PROBLEM TO WORK ON: From the listing below, extract every line in which the word "structured" appears.

Dataset rows:
## Begin

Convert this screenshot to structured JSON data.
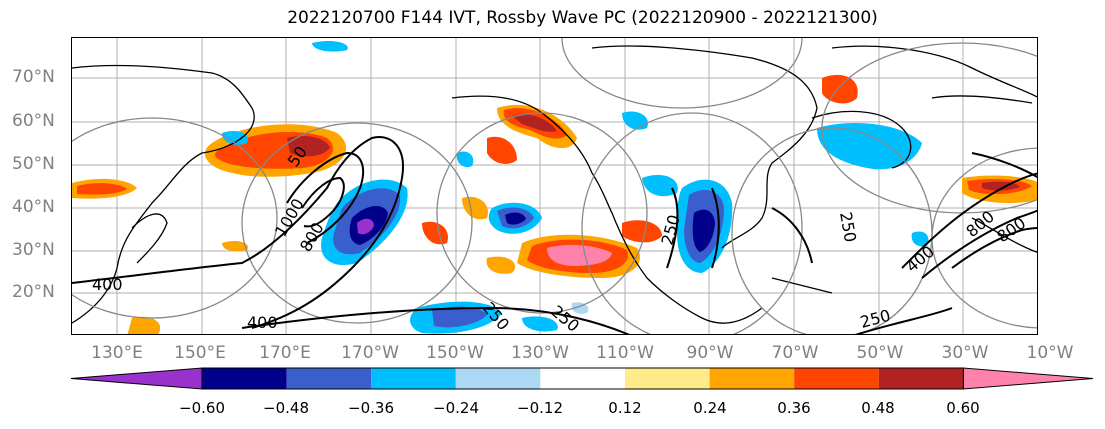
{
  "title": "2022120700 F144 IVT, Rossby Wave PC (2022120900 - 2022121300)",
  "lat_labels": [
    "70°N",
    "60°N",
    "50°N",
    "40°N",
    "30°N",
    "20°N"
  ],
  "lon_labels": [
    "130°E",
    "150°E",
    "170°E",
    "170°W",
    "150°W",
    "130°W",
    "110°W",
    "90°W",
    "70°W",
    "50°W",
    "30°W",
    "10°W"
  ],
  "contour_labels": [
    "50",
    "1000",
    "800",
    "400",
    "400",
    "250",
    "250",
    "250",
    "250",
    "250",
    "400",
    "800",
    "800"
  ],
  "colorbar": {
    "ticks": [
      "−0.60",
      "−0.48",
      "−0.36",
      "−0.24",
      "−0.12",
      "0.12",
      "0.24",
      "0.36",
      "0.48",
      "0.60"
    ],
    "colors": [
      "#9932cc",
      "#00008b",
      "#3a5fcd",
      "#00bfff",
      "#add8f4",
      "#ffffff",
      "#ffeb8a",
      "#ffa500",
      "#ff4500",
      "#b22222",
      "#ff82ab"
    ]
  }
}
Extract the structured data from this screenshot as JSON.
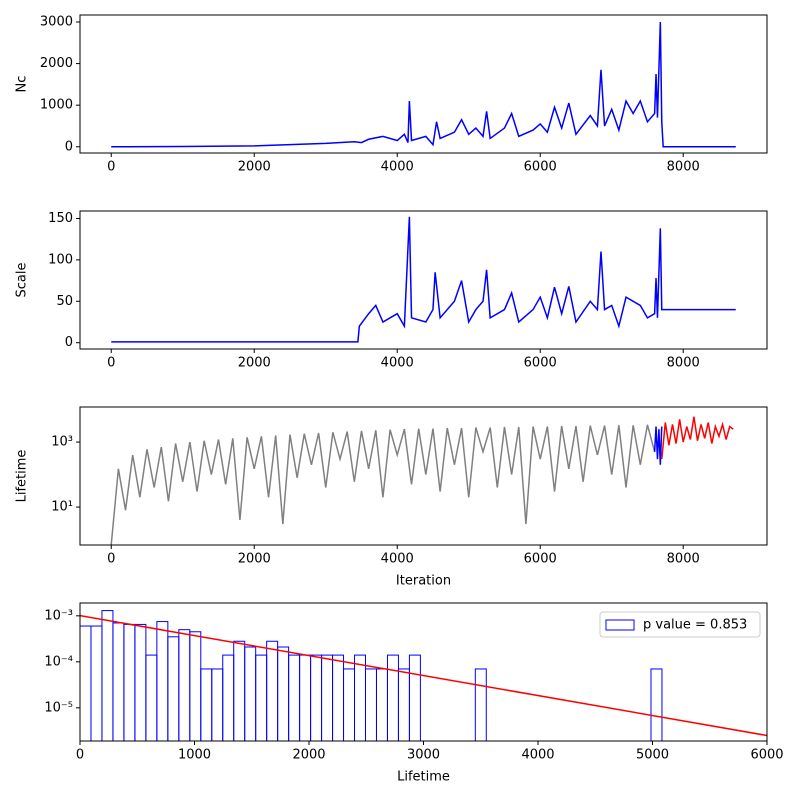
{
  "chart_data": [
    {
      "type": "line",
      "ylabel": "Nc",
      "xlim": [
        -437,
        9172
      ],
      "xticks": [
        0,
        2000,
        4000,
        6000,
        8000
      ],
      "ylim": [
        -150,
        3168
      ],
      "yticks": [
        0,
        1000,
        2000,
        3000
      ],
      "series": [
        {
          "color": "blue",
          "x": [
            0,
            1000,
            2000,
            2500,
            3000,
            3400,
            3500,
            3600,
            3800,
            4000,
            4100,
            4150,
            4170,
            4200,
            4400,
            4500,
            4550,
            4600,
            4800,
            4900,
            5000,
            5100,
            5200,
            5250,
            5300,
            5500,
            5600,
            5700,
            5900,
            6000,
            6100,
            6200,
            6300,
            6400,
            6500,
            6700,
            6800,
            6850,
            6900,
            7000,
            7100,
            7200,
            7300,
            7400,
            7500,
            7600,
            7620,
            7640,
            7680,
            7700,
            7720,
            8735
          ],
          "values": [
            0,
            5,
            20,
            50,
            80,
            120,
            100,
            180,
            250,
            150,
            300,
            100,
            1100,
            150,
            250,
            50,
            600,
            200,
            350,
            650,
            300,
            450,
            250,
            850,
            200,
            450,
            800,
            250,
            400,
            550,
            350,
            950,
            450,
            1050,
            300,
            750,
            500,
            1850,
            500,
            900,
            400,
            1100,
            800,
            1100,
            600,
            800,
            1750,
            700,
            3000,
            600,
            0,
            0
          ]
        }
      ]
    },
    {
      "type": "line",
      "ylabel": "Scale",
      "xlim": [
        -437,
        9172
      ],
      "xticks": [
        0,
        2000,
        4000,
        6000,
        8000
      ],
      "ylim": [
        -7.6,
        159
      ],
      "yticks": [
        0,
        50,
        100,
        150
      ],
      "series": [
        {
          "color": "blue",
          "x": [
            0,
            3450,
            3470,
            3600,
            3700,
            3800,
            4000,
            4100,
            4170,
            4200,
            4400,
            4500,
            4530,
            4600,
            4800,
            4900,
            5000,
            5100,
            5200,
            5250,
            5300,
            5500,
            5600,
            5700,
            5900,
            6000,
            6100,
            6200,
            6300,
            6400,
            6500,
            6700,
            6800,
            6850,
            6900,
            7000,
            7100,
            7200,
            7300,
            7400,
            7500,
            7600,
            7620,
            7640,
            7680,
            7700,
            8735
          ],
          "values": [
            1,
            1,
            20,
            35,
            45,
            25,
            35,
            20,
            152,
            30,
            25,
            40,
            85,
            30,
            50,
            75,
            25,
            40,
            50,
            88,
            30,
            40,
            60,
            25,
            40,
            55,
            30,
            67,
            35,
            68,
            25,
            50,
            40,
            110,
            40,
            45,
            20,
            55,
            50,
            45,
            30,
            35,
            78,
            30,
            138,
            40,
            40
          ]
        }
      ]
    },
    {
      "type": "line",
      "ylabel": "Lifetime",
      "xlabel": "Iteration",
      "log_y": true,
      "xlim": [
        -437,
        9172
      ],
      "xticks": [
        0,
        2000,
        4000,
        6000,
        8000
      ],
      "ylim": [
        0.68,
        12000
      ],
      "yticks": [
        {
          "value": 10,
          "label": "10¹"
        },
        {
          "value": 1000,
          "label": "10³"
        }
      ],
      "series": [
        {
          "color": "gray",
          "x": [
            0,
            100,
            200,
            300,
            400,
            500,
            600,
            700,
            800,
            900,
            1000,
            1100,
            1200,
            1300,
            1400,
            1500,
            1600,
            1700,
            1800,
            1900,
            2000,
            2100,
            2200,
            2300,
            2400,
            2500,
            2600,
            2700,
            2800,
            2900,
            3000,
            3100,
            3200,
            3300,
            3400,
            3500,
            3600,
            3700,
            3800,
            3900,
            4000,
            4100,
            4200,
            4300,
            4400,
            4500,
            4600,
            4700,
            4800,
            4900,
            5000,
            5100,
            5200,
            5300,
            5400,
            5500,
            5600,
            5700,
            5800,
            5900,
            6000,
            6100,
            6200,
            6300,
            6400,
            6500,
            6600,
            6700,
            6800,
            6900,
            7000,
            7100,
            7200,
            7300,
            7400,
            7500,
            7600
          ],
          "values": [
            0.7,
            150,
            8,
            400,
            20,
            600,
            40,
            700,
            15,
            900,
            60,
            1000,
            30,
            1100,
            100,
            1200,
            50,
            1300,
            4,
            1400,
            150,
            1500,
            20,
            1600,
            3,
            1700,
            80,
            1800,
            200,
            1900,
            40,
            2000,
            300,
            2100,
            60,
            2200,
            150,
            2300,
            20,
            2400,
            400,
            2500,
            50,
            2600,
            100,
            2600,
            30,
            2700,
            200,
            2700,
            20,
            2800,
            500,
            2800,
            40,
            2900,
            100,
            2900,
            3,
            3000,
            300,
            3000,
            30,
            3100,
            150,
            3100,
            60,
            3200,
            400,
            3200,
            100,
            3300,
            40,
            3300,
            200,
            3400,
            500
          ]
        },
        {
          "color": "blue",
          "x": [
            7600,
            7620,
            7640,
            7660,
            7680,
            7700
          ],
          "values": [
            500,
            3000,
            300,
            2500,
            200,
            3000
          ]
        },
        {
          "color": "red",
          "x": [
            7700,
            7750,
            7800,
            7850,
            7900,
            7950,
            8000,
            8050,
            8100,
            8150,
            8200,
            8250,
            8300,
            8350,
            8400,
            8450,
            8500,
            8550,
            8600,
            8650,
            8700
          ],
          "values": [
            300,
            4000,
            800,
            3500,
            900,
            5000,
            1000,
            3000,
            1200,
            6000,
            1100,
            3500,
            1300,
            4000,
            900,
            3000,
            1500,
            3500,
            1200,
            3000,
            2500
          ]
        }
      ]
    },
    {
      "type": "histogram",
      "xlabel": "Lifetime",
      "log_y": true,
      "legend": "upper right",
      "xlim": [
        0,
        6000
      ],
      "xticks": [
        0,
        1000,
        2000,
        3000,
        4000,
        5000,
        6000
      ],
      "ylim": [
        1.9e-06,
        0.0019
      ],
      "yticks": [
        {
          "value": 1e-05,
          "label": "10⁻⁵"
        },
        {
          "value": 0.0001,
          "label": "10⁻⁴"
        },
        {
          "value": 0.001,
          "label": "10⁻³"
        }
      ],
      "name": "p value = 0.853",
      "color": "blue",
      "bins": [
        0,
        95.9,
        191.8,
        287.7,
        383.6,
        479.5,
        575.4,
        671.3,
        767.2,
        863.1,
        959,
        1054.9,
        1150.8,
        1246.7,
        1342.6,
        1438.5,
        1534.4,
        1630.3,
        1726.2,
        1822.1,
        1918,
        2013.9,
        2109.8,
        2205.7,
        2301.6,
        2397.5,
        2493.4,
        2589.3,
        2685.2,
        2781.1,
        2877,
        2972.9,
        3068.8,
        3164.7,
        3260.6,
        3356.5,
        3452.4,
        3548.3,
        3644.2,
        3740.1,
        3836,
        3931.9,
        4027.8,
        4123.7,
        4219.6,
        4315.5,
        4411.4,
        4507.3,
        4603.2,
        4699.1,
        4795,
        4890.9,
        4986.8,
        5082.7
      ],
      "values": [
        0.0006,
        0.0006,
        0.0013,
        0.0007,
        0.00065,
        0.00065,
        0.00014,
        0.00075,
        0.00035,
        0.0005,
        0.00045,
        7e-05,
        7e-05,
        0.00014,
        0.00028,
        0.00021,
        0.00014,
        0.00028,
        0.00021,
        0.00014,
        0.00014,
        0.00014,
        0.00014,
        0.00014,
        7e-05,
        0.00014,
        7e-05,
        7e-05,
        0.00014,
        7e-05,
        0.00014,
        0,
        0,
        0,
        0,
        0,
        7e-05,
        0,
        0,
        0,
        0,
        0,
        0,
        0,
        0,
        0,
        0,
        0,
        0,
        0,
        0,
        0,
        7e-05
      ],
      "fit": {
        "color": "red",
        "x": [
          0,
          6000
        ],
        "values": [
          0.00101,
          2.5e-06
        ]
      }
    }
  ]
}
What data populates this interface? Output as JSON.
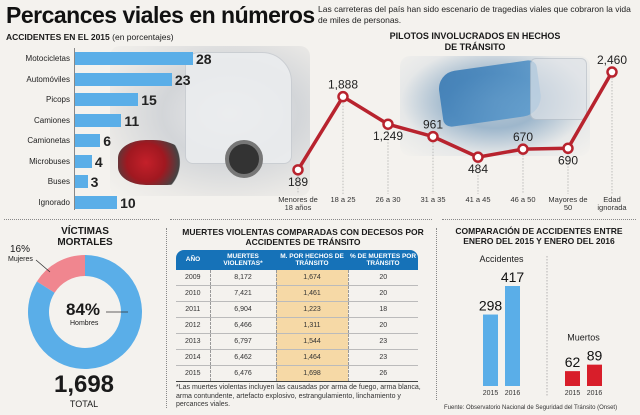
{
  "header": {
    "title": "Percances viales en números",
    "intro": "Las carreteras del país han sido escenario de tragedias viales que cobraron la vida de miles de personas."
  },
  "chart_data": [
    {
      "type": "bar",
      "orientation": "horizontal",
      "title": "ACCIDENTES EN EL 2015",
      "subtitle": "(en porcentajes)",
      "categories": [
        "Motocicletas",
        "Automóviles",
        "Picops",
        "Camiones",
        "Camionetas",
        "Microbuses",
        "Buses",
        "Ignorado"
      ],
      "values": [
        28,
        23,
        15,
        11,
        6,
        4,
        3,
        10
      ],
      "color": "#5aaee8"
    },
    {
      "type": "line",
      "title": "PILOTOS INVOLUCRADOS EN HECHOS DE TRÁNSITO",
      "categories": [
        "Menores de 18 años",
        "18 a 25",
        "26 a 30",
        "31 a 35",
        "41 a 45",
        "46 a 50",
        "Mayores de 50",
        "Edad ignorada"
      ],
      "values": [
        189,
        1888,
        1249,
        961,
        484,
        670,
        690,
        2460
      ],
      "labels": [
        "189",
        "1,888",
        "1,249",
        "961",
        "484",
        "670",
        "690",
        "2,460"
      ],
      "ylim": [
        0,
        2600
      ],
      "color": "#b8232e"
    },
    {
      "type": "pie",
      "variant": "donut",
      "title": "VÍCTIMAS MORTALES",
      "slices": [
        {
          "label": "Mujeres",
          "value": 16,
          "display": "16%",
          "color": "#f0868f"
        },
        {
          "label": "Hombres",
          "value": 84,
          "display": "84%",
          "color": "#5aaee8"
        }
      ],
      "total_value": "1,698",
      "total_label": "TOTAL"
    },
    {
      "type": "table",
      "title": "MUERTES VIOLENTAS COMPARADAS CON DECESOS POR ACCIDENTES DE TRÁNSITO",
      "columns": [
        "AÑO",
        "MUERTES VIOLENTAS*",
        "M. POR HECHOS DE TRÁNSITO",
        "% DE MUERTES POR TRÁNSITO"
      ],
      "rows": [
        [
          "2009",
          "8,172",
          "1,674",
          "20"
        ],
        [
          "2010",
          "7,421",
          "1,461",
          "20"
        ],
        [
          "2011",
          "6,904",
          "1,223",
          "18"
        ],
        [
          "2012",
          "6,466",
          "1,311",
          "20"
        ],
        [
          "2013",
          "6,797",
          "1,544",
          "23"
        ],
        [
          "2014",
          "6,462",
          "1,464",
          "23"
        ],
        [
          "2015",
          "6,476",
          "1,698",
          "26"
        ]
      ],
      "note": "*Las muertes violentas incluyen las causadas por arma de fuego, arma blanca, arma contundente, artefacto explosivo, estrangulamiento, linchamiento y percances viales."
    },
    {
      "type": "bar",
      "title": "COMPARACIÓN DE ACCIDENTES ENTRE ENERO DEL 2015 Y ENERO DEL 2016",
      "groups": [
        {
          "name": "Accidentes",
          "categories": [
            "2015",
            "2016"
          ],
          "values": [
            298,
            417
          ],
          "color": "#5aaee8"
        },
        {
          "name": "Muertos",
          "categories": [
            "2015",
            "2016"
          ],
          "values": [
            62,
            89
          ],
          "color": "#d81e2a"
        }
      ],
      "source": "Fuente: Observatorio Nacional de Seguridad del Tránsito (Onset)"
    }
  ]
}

## End

CORRECT RESULT:
Convert this screenshot to structured JSON data.
Extract the structured data from this screenshot as JSON.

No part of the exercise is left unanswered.